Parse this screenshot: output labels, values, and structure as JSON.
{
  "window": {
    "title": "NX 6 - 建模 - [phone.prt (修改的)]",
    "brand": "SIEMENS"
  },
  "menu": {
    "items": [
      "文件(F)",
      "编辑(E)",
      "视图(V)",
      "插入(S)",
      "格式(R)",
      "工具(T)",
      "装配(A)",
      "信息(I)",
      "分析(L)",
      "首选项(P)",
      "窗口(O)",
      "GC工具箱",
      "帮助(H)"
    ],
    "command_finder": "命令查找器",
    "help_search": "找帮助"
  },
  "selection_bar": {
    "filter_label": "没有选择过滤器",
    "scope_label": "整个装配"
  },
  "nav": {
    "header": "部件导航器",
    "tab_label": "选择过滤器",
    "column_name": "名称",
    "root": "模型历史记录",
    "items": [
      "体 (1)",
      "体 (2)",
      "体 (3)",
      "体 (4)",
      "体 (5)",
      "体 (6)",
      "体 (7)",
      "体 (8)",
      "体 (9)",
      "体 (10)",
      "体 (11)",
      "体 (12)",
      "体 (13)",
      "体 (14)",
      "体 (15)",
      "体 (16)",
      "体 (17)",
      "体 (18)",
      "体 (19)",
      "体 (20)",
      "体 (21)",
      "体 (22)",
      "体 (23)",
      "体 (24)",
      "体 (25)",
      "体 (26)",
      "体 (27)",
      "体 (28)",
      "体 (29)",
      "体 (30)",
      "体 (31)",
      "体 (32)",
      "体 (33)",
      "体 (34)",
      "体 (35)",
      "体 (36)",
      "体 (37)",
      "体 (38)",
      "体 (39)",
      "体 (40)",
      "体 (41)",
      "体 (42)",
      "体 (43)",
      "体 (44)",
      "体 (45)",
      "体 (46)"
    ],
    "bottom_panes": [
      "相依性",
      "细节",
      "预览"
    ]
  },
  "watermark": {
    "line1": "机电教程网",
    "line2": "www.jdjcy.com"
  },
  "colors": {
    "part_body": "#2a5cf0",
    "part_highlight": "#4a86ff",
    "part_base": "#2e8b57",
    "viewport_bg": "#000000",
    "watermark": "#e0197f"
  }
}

* _Objective_
Retype all of the material, keeping each line exact.

* _Complete answer_
Parse this screenshot: output labels, values, and structure as JSON.
{
  "window": {
    "title": "NX 6 - 建模 - [phone.prt (修改的)]",
    "brand": "SIEMENS"
  },
  "menu": {
    "items": [
      "文件(F)",
      "编辑(E)",
      "视图(V)",
      "插入(S)",
      "格式(R)",
      "工具(T)",
      "装配(A)",
      "信息(I)",
      "分析(L)",
      "首选项(P)",
      "窗口(O)",
      "GC工具箱",
      "帮助(H)"
    ],
    "command_finder": "命令查找器",
    "help_search": "找帮助"
  },
  "selection_bar": {
    "filter_label": "没有选择过滤器",
    "scope_label": "整个装配"
  },
  "nav": {
    "header": "部件导航器",
    "tab_label": "选择过滤器",
    "column_name": "名称",
    "root": "模型历史记录",
    "items": [
      "体 (1)",
      "体 (2)",
      "体 (3)",
      "体 (4)",
      "体 (5)",
      "体 (6)",
      "体 (7)",
      "体 (8)",
      "体 (9)",
      "体 (10)",
      "体 (11)",
      "体 (12)",
      "体 (13)",
      "体 (14)",
      "体 (15)",
      "体 (16)",
      "体 (17)",
      "体 (18)",
      "体 (19)",
      "体 (20)",
      "体 (21)",
      "体 (22)",
      "体 (23)",
      "体 (24)",
      "体 (25)",
      "体 (26)",
      "体 (27)",
      "体 (28)",
      "体 (29)",
      "体 (30)",
      "体 (31)",
      "体 (32)",
      "体 (33)",
      "体 (34)",
      "体 (35)",
      "体 (36)",
      "体 (37)",
      "体 (38)",
      "体 (39)",
      "体 (40)",
      "体 (41)",
      "体 (42)",
      "体 (43)",
      "体 (44)",
      "体 (45)",
      "体 (46)"
    ],
    "bottom_panes": [
      "相依性",
      "细节",
      "预览"
    ]
  },
  "watermark": {
    "line1": "机电教程网",
    "line2": "www.jdjcy.com"
  },
  "colors": {
    "part_body": "#2a5cf0",
    "part_highlight": "#4a86ff",
    "part_base": "#2e8b57",
    "viewport_bg": "#000000",
    "watermark": "#e0197f"
  }
}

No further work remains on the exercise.